Stored entries:
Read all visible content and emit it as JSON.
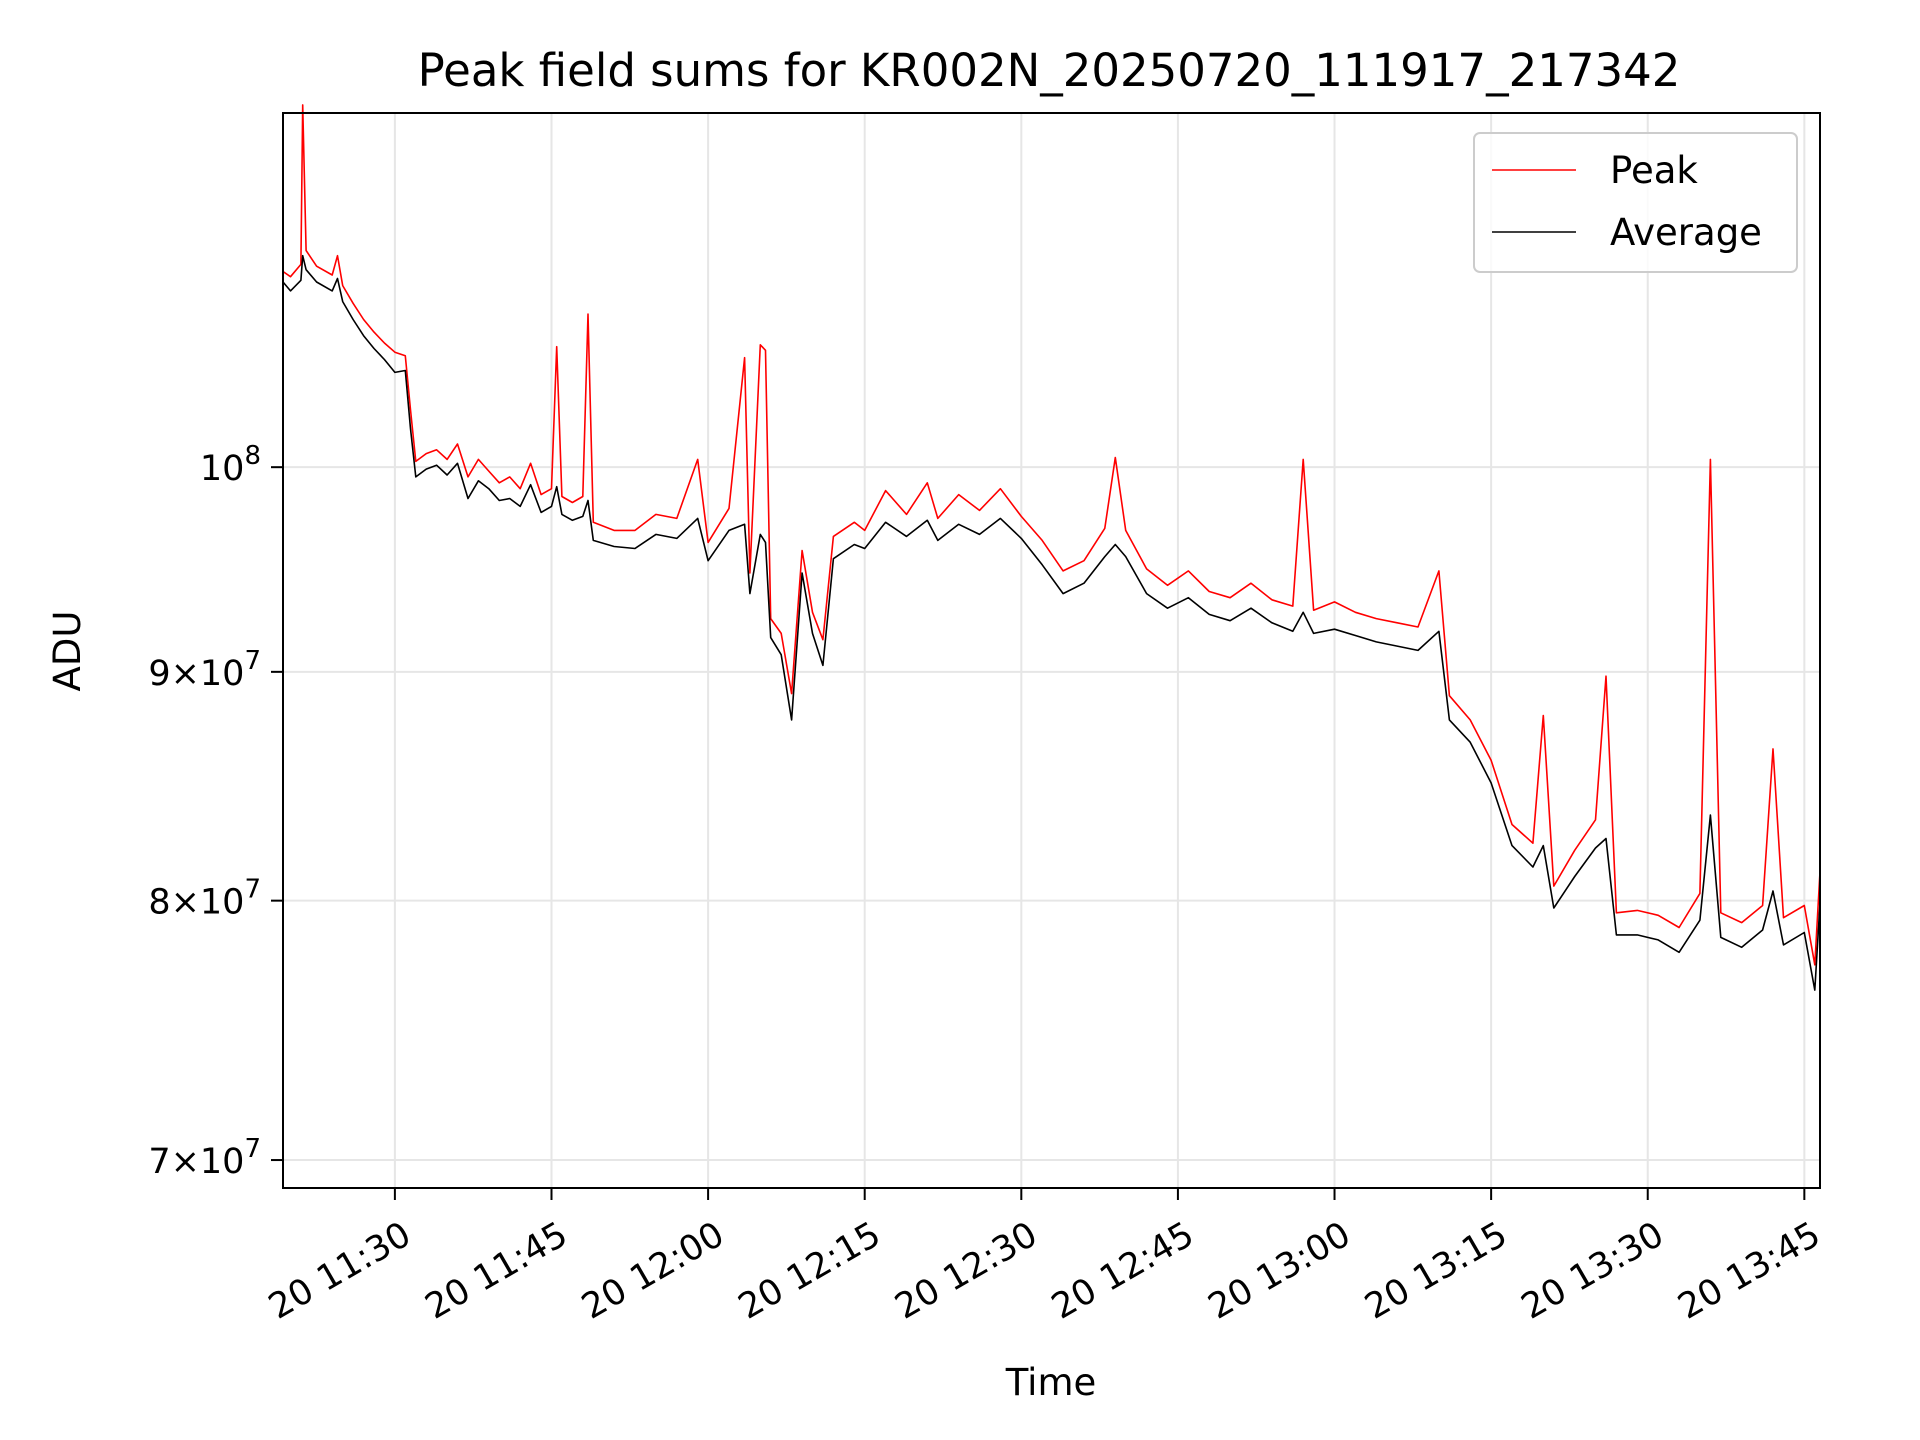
{
  "chart_data": {
    "type": "line",
    "title": "Peak field sums for KR002N_20250720_111917_217342",
    "xlabel": "Time",
    "ylabel": "ADU",
    "y_scale": "log",
    "xlim": [
      "2025-07-20 11:19:17",
      "2025-07-20 13:46:30"
    ],
    "ylim": [
      69000000,
      120000000
    ],
    "grid": true,
    "legend_position": "top-right",
    "x_ticks": [
      "2025-07-20 11:30",
      "2025-07-20 11:45",
      "2025-07-20 12:00",
      "2025-07-20 12:15",
      "2025-07-20 12:30",
      "2025-07-20 12:45",
      "2025-07-20 13:00",
      "2025-07-20 13:15",
      "2025-07-20 13:30",
      "2025-07-20 13:45"
    ],
    "x_tick_labels": [
      "20 11:30",
      "20 11:45",
      "20 12:00",
      "20 12:15",
      "20 12:30",
      "20 12:45",
      "20 13:00",
      "20 13:15",
      "20 13:30",
      "20 13:45"
    ],
    "y_ticks": [
      70000000,
      80000000,
      90000000,
      100000000
    ],
    "y_tick_labels": [
      {
        "mantissa": "7",
        "times": "×",
        "base": "10",
        "exp": "7"
      },
      {
        "mantissa": "8",
        "times": "×",
        "base": "10",
        "exp": "7"
      },
      {
        "mantissa": "9",
        "times": "×",
        "base": "10",
        "exp": "7"
      },
      {
        "mantissa": "",
        "times": "",
        "base": "10",
        "exp": "8"
      }
    ],
    "series": [
      {
        "name": "Peak",
        "color": "#ff0000",
        "points": [
          [
            "2025-07-20 11:19:17",
            110600000
          ],
          [
            "2025-07-20 11:20:00",
            110300000
          ],
          [
            "2025-07-20 11:21:00",
            111000000
          ],
          [
            "2025-07-20 11:21:10",
            120500000
          ],
          [
            "2025-07-20 11:21:30",
            111800000
          ],
          [
            "2025-07-20 11:22:30",
            110900000
          ],
          [
            "2025-07-20 11:24:00",
            110400000
          ],
          [
            "2025-07-20 11:24:30",
            111500000
          ],
          [
            "2025-07-20 11:25:00",
            109800000
          ],
          [
            "2025-07-20 11:26:00",
            108800000
          ],
          [
            "2025-07-20 11:27:00",
            107900000
          ],
          [
            "2025-07-20 11:28:00",
            107200000
          ],
          [
            "2025-07-20 11:29:00",
            106600000
          ],
          [
            "2025-07-20 11:30:00",
            106100000
          ],
          [
            "2025-07-20 11:31:00",
            105900000
          ],
          [
            "2025-07-20 11:31:30",
            103000000
          ],
          [
            "2025-07-20 11:32:00",
            100300000
          ],
          [
            "2025-07-20 11:33:00",
            100700000
          ],
          [
            "2025-07-20 11:34:00",
            100900000
          ],
          [
            "2025-07-20 11:35:00",
            100400000
          ],
          [
            "2025-07-20 11:36:00",
            101200000
          ],
          [
            "2025-07-20 11:37:00",
            99500000
          ],
          [
            "2025-07-20 11:38:00",
            100400000
          ],
          [
            "2025-07-20 11:39:00",
            99800000
          ],
          [
            "2025-07-20 11:40:00",
            99200000
          ],
          [
            "2025-07-20 11:41:00",
            99500000
          ],
          [
            "2025-07-20 11:42:00",
            98900000
          ],
          [
            "2025-07-20 11:43:00",
            100200000
          ],
          [
            "2025-07-20 11:44:00",
            98600000
          ],
          [
            "2025-07-20 11:45:00",
            98900000
          ],
          [
            "2025-07-20 11:45:30",
            106400000
          ],
          [
            "2025-07-20 11:46:00",
            98500000
          ],
          [
            "2025-07-20 11:47:00",
            98200000
          ],
          [
            "2025-07-20 11:48:00",
            98500000
          ],
          [
            "2025-07-20 11:48:30",
            108200000
          ],
          [
            "2025-07-20 11:49:00",
            97200000
          ],
          [
            "2025-07-20 11:51:00",
            96800000
          ],
          [
            "2025-07-20 11:53:00",
            96800000
          ],
          [
            "2025-07-20 11:55:00",
            97600000
          ],
          [
            "2025-07-20 11:57:00",
            97400000
          ],
          [
            "2025-07-20 11:59:00",
            100400000
          ],
          [
            "2025-07-20 12:00:00",
            96200000
          ],
          [
            "2025-07-20 12:02:00",
            97900000
          ],
          [
            "2025-07-20 12:03:30",
            105800000
          ],
          [
            "2025-07-20 12:04:00",
            94700000
          ],
          [
            "2025-07-20 12:05:00",
            106500000
          ],
          [
            "2025-07-20 12:05:30",
            106200000
          ],
          [
            "2025-07-20 12:06:00",
            92500000
          ],
          [
            "2025-07-20 12:07:00",
            91800000
          ],
          [
            "2025-07-20 12:08:00",
            89000000
          ],
          [
            "2025-07-20 12:09:00",
            95800000
          ],
          [
            "2025-07-20 12:10:00",
            92800000
          ],
          [
            "2025-07-20 12:11:00",
            91500000
          ],
          [
            "2025-07-20 12:12:00",
            96500000
          ],
          [
            "2025-07-20 12:14:00",
            97200000
          ],
          [
            "2025-07-20 12:15:00",
            96800000
          ],
          [
            "2025-07-20 12:17:00",
            98800000
          ],
          [
            "2025-07-20 12:19:00",
            97600000
          ],
          [
            "2025-07-20 12:21:00",
            99200000
          ],
          [
            "2025-07-20 12:22:00",
            97400000
          ],
          [
            "2025-07-20 12:24:00",
            98600000
          ],
          [
            "2025-07-20 12:26:00",
            97800000
          ],
          [
            "2025-07-20 12:28:00",
            98900000
          ],
          [
            "2025-07-20 12:30:00",
            97500000
          ],
          [
            "2025-07-20 12:32:00",
            96300000
          ],
          [
            "2025-07-20 12:34:00",
            94800000
          ],
          [
            "2025-07-20 12:36:00",
            95300000
          ],
          [
            "2025-07-20 12:38:00",
            96900000
          ],
          [
            "2025-07-20 12:39:00",
            100500000
          ],
          [
            "2025-07-20 12:40:00",
            96800000
          ],
          [
            "2025-07-20 12:42:00",
            94900000
          ],
          [
            "2025-07-20 12:44:00",
            94100000
          ],
          [
            "2025-07-20 12:46:00",
            94800000
          ],
          [
            "2025-07-20 12:48:00",
            93800000
          ],
          [
            "2025-07-20 12:50:00",
            93500000
          ],
          [
            "2025-07-20 12:52:00",
            94200000
          ],
          [
            "2025-07-20 12:54:00",
            93400000
          ],
          [
            "2025-07-20 12:56:00",
            93100000
          ],
          [
            "2025-07-20 12:57:00",
            100400000
          ],
          [
            "2025-07-20 12:58:00",
            92900000
          ],
          [
            "2025-07-20 13:00:00",
            93300000
          ],
          [
            "2025-07-20 13:02:00",
            92800000
          ],
          [
            "2025-07-20 13:04:00",
            92500000
          ],
          [
            "2025-07-20 13:06:00",
            92300000
          ],
          [
            "2025-07-20 13:08:00",
            92100000
          ],
          [
            "2025-07-20 13:10:00",
            94800000
          ],
          [
            "2025-07-20 13:11:00",
            88900000
          ],
          [
            "2025-07-20 13:13:00",
            87800000
          ],
          [
            "2025-07-20 13:15:00",
            86000000
          ],
          [
            "2025-07-20 13:17:00",
            83200000
          ],
          [
            "2025-07-20 13:19:00",
            82400000
          ],
          [
            "2025-07-20 13:20:00",
            88000000
          ],
          [
            "2025-07-20 13:21:00",
            80600000
          ],
          [
            "2025-07-20 13:23:00",
            82100000
          ],
          [
            "2025-07-20 13:25:00",
            83400000
          ],
          [
            "2025-07-20 13:26:00",
            89800000
          ],
          [
            "2025-07-20 13:27:00",
            79500000
          ],
          [
            "2025-07-20 13:29:00",
            79600000
          ],
          [
            "2025-07-20 13:31:00",
            79400000
          ],
          [
            "2025-07-20 13:33:00",
            78900000
          ],
          [
            "2025-07-20 13:35:00",
            80300000
          ],
          [
            "2025-07-20 13:36:00",
            100400000
          ],
          [
            "2025-07-20 13:37:00",
            79500000
          ],
          [
            "2025-07-20 13:39:00",
            79100000
          ],
          [
            "2025-07-20 13:41:00",
            79800000
          ],
          [
            "2025-07-20 13:42:00",
            86500000
          ],
          [
            "2025-07-20 13:43:00",
            79300000
          ],
          [
            "2025-07-20 13:45:00",
            79800000
          ],
          [
            "2025-07-20 13:46:00",
            77400000
          ],
          [
            "2025-07-20 13:46:30",
            81200000
          ]
        ]
      },
      {
        "name": "Average",
        "color": "#000000",
        "points": [
          [
            "2025-07-20 11:19:17",
            110000000
          ],
          [
            "2025-07-20 11:20:00",
            109500000
          ],
          [
            "2025-07-20 11:21:00",
            110100000
          ],
          [
            "2025-07-20 11:21:10",
            111500000
          ],
          [
            "2025-07-20 11:21:30",
            110700000
          ],
          [
            "2025-07-20 11:22:30",
            110000000
          ],
          [
            "2025-07-20 11:24:00",
            109500000
          ],
          [
            "2025-07-20 11:24:30",
            110200000
          ],
          [
            "2025-07-20 11:25:00",
            108900000
          ],
          [
            "2025-07-20 11:26:00",
            107900000
          ],
          [
            "2025-07-20 11:27:00",
            107000000
          ],
          [
            "2025-07-20 11:28:00",
            106300000
          ],
          [
            "2025-07-20 11:29:00",
            105700000
          ],
          [
            "2025-07-20 11:30:00",
            105000000
          ],
          [
            "2025-07-20 11:31:00",
            105100000
          ],
          [
            "2025-07-20 11:31:30",
            102000000
          ],
          [
            "2025-07-20 11:32:00",
            99500000
          ],
          [
            "2025-07-20 11:33:00",
            99900000
          ],
          [
            "2025-07-20 11:34:00",
            100100000
          ],
          [
            "2025-07-20 11:35:00",
            99600000
          ],
          [
            "2025-07-20 11:36:00",
            100200000
          ],
          [
            "2025-07-20 11:37:00",
            98400000
          ],
          [
            "2025-07-20 11:38:00",
            99300000
          ],
          [
            "2025-07-20 11:39:00",
            98900000
          ],
          [
            "2025-07-20 11:40:00",
            98300000
          ],
          [
            "2025-07-20 11:41:00",
            98400000
          ],
          [
            "2025-07-20 11:42:00",
            98000000
          ],
          [
            "2025-07-20 11:43:00",
            99100000
          ],
          [
            "2025-07-20 11:44:00",
            97700000
          ],
          [
            "2025-07-20 11:45:00",
            98000000
          ],
          [
            "2025-07-20 11:45:30",
            99000000
          ],
          [
            "2025-07-20 11:46:00",
            97600000
          ],
          [
            "2025-07-20 11:47:00",
            97300000
          ],
          [
            "2025-07-20 11:48:00",
            97500000
          ],
          [
            "2025-07-20 11:48:30",
            98300000
          ],
          [
            "2025-07-20 11:49:00",
            96300000
          ],
          [
            "2025-07-20 11:51:00",
            96000000
          ],
          [
            "2025-07-20 11:53:00",
            95900000
          ],
          [
            "2025-07-20 11:55:00",
            96600000
          ],
          [
            "2025-07-20 11:57:00",
            96400000
          ],
          [
            "2025-07-20 11:59:00",
            97400000
          ],
          [
            "2025-07-20 12:00:00",
            95300000
          ],
          [
            "2025-07-20 12:02:00",
            96800000
          ],
          [
            "2025-07-20 12:03:30",
            97100000
          ],
          [
            "2025-07-20 12:04:00",
            93700000
          ],
          [
            "2025-07-20 12:05:00",
            96600000
          ],
          [
            "2025-07-20 12:05:30",
            96200000
          ],
          [
            "2025-07-20 12:06:00",
            91600000
          ],
          [
            "2025-07-20 12:07:00",
            90800000
          ],
          [
            "2025-07-20 12:08:00",
            87800000
          ],
          [
            "2025-07-20 12:09:00",
            94700000
          ],
          [
            "2025-07-20 12:10:00",
            91800000
          ],
          [
            "2025-07-20 12:11:00",
            90300000
          ],
          [
            "2025-07-20 12:12:00",
            95400000
          ],
          [
            "2025-07-20 12:14:00",
            96100000
          ],
          [
            "2025-07-20 12:15:00",
            95900000
          ],
          [
            "2025-07-20 12:17:00",
            97200000
          ],
          [
            "2025-07-20 12:19:00",
            96500000
          ],
          [
            "2025-07-20 12:21:00",
            97300000
          ],
          [
            "2025-07-20 12:22:00",
            96300000
          ],
          [
            "2025-07-20 12:24:00",
            97100000
          ],
          [
            "2025-07-20 12:26:00",
            96600000
          ],
          [
            "2025-07-20 12:28:00",
            97400000
          ],
          [
            "2025-07-20 12:30:00",
            96400000
          ],
          [
            "2025-07-20 12:32:00",
            95100000
          ],
          [
            "2025-07-20 12:34:00",
            93700000
          ],
          [
            "2025-07-20 12:36:00",
            94200000
          ],
          [
            "2025-07-20 12:38:00",
            95500000
          ],
          [
            "2025-07-20 12:39:00",
            96100000
          ],
          [
            "2025-07-20 12:40:00",
            95500000
          ],
          [
            "2025-07-20 12:42:00",
            93700000
          ],
          [
            "2025-07-20 12:44:00",
            93000000
          ],
          [
            "2025-07-20 12:46:00",
            93500000
          ],
          [
            "2025-07-20 12:48:00",
            92700000
          ],
          [
            "2025-07-20 12:50:00",
            92400000
          ],
          [
            "2025-07-20 12:52:00",
            93000000
          ],
          [
            "2025-07-20 12:54:00",
            92300000
          ],
          [
            "2025-07-20 12:56:00",
            91900000
          ],
          [
            "2025-07-20 12:57:00",
            92800000
          ],
          [
            "2025-07-20 12:58:00",
            91800000
          ],
          [
            "2025-07-20 13:00:00",
            92000000
          ],
          [
            "2025-07-20 13:02:00",
            91700000
          ],
          [
            "2025-07-20 13:04:00",
            91400000
          ],
          [
            "2025-07-20 13:06:00",
            91200000
          ],
          [
            "2025-07-20 13:08:00",
            91000000
          ],
          [
            "2025-07-20 13:10:00",
            91900000
          ],
          [
            "2025-07-20 13:11:00",
            87800000
          ],
          [
            "2025-07-20 13:13:00",
            86800000
          ],
          [
            "2025-07-20 13:15:00",
            85000000
          ],
          [
            "2025-07-20 13:17:00",
            82300000
          ],
          [
            "2025-07-20 13:19:00",
            81400000
          ],
          [
            "2025-07-20 13:20:00",
            82300000
          ],
          [
            "2025-07-20 13:21:00",
            79700000
          ],
          [
            "2025-07-20 13:23:00",
            81000000
          ],
          [
            "2025-07-20 13:25:00",
            82200000
          ],
          [
            "2025-07-20 13:26:00",
            82600000
          ],
          [
            "2025-07-20 13:27:00",
            78600000
          ],
          [
            "2025-07-20 13:29:00",
            78600000
          ],
          [
            "2025-07-20 13:31:00",
            78400000
          ],
          [
            "2025-07-20 13:33:00",
            77900000
          ],
          [
            "2025-07-20 13:35:00",
            79200000
          ],
          [
            "2025-07-20 13:36:00",
            83600000
          ],
          [
            "2025-07-20 13:37:00",
            78500000
          ],
          [
            "2025-07-20 13:39:00",
            78100000
          ],
          [
            "2025-07-20 13:41:00",
            78800000
          ],
          [
            "2025-07-20 13:42:00",
            80400000
          ],
          [
            "2025-07-20 13:43:00",
            78200000
          ],
          [
            "2025-07-20 13:45:00",
            78700000
          ],
          [
            "2025-07-20 13:46:00",
            76400000
          ],
          [
            "2025-07-20 13:46:30",
            79900000
          ]
        ]
      }
    ]
  }
}
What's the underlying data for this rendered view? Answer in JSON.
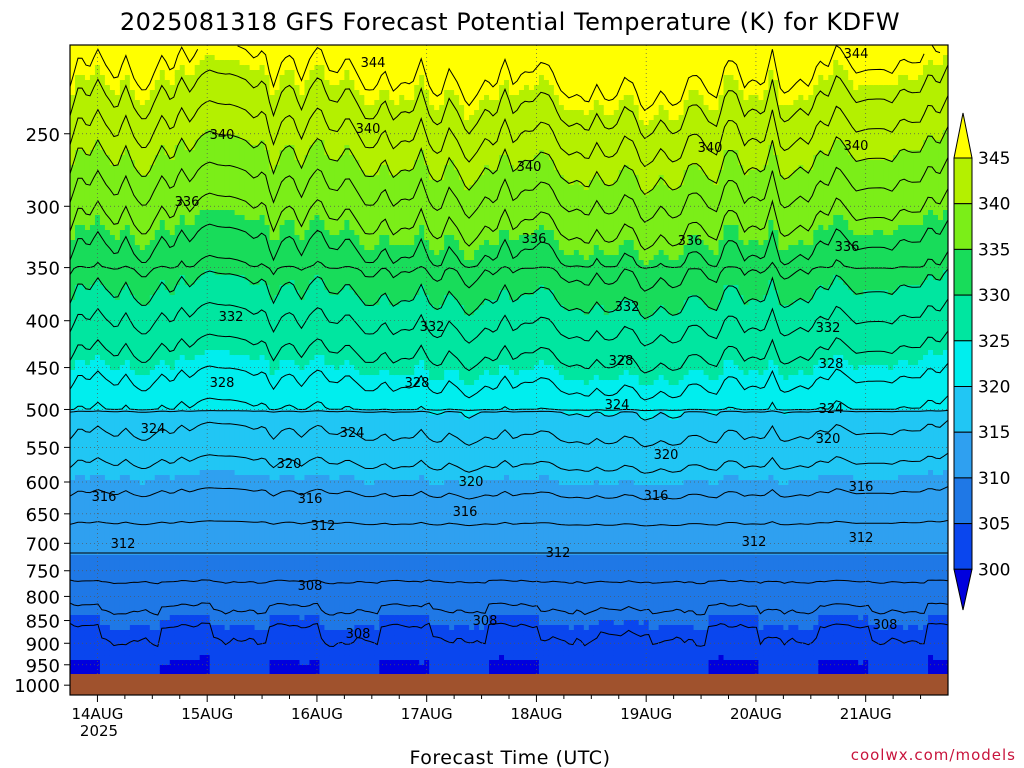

## TASK GOAL
Find every line that holds "Peak" and copy it.

## CORRECT ANSWER
    "title": "Peak field sums for KR002N_20250720_111917_217342",
        "name": "Peak",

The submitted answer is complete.